[Start of Source data]
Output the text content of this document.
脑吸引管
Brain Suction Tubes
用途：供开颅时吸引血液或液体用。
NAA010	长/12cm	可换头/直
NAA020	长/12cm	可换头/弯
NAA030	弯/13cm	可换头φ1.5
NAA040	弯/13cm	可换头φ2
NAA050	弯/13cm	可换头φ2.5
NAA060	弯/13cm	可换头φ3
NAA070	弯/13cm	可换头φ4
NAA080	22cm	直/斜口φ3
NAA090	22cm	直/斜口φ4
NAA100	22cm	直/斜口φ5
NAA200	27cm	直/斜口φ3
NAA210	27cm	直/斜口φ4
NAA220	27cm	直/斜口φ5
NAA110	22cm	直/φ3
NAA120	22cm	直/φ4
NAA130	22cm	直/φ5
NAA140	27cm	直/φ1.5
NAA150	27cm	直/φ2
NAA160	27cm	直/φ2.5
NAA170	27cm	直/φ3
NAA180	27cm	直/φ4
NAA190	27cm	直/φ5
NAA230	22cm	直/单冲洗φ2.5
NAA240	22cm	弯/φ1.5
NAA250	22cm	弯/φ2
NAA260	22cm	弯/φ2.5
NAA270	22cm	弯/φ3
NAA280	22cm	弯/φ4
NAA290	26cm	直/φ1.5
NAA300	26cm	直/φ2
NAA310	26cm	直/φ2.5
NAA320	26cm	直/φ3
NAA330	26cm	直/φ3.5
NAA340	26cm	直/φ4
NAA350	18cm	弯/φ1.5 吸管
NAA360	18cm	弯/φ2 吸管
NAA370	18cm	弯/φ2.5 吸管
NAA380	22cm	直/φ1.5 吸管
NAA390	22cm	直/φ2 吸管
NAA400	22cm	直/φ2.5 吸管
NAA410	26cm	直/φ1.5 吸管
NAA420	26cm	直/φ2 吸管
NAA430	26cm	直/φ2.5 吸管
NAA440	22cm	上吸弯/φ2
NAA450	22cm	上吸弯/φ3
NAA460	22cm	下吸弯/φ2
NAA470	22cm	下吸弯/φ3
[End of Source data]
## Description of the task
Reproduce every record above exactly as it appears.

## Answer below
Output the text content of this document.
脑吸引管
Brain Suction Tubes
用途：供开颅时吸引血液或液体用。
NAA010	长/12cm	可换头/直
NAA020	长/12cm	可换头/弯
NAA030	弯/13cm	可换头φ1.5
NAA040	弯/13cm	可换头φ2
NAA050	弯/13cm	可换头φ2.5
NAA060	弯/13cm	可换头φ3
NAA070	弯/13cm	可换头φ4
NAA080	22cm	直/斜口φ3
NAA090	22cm	直/斜口φ4
NAA100	22cm	直/斜口φ5
NAA200	27cm	直/斜口φ3
NAA210	27cm	直/斜口φ4
NAA220	27cm	直/斜口φ5
NAA110	22cm	直/φ3
NAA120	22cm	直/φ4
NAA130	22cm	直/φ5
NAA140	27cm	直/φ1.5
NAA150	27cm	直/φ2
NAA160	27cm	直/φ2.5
NAA170	27cm	直/φ3
NAA180	27cm	直/φ4
NAA190	27cm	直/φ5
NAA230	22cm	直/单冲洗φ2.5
NAA240	22cm	弯/φ1.5
NAA250	22cm	弯/φ2
NAA260	22cm	弯/φ2.5
NAA270	22cm	弯/φ3
NAA280	22cm	弯/φ4
NAA290	26cm	直/φ1.5
NAA300	26cm	直/φ2
NAA310	26cm	直/φ2.5
NAA320	26cm	直/φ3
NAA330	26cm	直/φ3.5
NAA340	26cm	直/φ4
NAA350	18cm	弯/φ1.5 吸管
NAA360	18cm	弯/φ2 吸管
NAA370	18cm	弯/φ2.5 吸管
NAA380	22cm	直/φ1.5 吸管
NAA390	22cm	直/φ2 吸管
NAA400	22cm	直/φ2.5 吸管
NAA410	26cm	直/φ1.5 吸管
NAA420	26cm	直/φ2 吸管
NAA430	26cm	直/φ2.5 吸管
NAA440	22cm	上吸弯/φ2
NAA450	22cm	上吸弯/φ3
NAA460	22cm	下吸弯/φ2
NAA470	22cm	下吸弯/φ3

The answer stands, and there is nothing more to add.